*Direction:*
From the entries that follow, pick out all lines holding "лицом".

*Data records:*
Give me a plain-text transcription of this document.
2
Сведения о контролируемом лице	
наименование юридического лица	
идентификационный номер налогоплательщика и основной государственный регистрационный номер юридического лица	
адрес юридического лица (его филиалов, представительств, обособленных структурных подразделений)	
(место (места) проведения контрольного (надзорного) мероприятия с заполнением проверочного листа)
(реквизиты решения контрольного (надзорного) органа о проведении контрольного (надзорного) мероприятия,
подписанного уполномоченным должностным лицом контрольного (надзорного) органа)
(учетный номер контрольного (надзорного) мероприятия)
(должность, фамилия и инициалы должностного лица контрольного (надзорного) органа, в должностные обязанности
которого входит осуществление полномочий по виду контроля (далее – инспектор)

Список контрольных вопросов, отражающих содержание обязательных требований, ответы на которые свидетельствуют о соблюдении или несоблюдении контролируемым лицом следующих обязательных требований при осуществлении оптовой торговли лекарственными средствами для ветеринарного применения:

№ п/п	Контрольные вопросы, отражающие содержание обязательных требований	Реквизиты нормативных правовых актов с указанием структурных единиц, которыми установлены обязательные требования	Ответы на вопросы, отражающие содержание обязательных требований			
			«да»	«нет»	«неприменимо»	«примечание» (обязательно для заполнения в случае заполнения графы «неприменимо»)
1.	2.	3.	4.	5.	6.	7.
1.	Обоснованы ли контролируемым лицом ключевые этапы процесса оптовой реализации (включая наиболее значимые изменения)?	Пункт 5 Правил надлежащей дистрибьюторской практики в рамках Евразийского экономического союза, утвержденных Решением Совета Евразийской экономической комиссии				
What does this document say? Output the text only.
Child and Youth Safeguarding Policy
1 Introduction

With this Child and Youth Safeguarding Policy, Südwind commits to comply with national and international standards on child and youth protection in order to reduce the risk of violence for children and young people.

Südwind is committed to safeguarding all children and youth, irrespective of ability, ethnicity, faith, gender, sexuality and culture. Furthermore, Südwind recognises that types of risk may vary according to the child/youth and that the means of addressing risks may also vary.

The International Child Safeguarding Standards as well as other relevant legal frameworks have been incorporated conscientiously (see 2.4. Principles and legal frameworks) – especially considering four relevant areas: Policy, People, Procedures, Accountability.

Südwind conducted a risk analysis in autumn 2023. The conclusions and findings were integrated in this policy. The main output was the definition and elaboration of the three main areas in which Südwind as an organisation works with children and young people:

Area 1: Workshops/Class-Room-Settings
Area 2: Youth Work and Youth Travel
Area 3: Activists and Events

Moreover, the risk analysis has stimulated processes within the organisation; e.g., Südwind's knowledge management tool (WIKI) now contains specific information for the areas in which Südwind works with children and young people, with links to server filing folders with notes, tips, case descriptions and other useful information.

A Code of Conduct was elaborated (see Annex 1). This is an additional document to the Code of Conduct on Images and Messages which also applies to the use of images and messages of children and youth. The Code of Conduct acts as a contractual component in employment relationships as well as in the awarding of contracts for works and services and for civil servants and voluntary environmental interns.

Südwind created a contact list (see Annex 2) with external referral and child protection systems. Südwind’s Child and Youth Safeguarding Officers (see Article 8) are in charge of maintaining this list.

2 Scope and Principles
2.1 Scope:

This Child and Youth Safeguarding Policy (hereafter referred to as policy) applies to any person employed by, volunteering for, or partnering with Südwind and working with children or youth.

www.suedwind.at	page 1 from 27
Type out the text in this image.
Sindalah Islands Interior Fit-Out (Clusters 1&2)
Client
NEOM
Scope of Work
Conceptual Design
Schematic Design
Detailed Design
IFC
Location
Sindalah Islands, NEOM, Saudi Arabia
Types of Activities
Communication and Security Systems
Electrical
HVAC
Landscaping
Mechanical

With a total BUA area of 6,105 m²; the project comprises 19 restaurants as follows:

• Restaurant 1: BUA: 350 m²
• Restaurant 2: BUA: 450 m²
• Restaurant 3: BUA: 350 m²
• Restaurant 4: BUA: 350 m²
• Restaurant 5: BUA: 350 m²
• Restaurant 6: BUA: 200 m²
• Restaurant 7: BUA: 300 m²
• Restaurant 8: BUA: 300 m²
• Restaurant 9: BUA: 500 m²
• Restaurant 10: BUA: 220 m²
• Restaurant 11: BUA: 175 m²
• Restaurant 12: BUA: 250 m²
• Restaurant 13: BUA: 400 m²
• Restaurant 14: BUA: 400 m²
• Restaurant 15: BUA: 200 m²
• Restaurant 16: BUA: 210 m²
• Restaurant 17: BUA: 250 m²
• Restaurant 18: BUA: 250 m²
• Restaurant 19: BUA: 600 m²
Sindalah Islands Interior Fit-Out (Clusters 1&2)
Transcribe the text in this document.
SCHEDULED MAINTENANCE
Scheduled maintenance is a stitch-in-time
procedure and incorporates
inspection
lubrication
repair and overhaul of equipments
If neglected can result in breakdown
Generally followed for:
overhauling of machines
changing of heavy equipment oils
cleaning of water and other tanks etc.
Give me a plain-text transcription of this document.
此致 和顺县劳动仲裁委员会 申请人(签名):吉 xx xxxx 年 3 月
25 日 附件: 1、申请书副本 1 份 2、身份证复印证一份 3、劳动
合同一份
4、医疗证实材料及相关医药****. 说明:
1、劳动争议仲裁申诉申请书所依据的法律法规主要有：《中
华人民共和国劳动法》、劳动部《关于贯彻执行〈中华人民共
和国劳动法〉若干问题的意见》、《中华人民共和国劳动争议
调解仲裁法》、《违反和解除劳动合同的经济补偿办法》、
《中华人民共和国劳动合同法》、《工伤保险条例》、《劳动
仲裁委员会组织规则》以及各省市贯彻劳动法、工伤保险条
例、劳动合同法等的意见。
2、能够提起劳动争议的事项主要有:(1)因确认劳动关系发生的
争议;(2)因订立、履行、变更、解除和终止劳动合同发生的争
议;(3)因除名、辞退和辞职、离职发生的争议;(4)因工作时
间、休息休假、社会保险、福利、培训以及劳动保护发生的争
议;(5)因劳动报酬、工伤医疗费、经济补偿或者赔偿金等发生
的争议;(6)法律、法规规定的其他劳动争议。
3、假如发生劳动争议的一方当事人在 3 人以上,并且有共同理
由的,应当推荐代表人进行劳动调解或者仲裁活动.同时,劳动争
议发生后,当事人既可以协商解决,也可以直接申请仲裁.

*Exercise output:*
подписанного уполномоченным должностным лицом контрольного (надзорного) органа)
Список контрольных вопросов, отражающих содержание обязательных требований, ответы на которые свидетельствуют о соблюдении или несоблюдении контролируемым лицом следующих обязательных требований при осуществлении оптовой торговли лекарственными средствами для ветеринарного применения:
1.	Обоснованы ли контролируемым лицом ключевые этапы процесса оптовой реализации (включая наиболее значимые изменения)?	Пункт 5 Правил надлежащей дистрибьюторской практики в рамках Евразийского экономического союза, утвержденных Решением Совета Евразийской экономической комиссии				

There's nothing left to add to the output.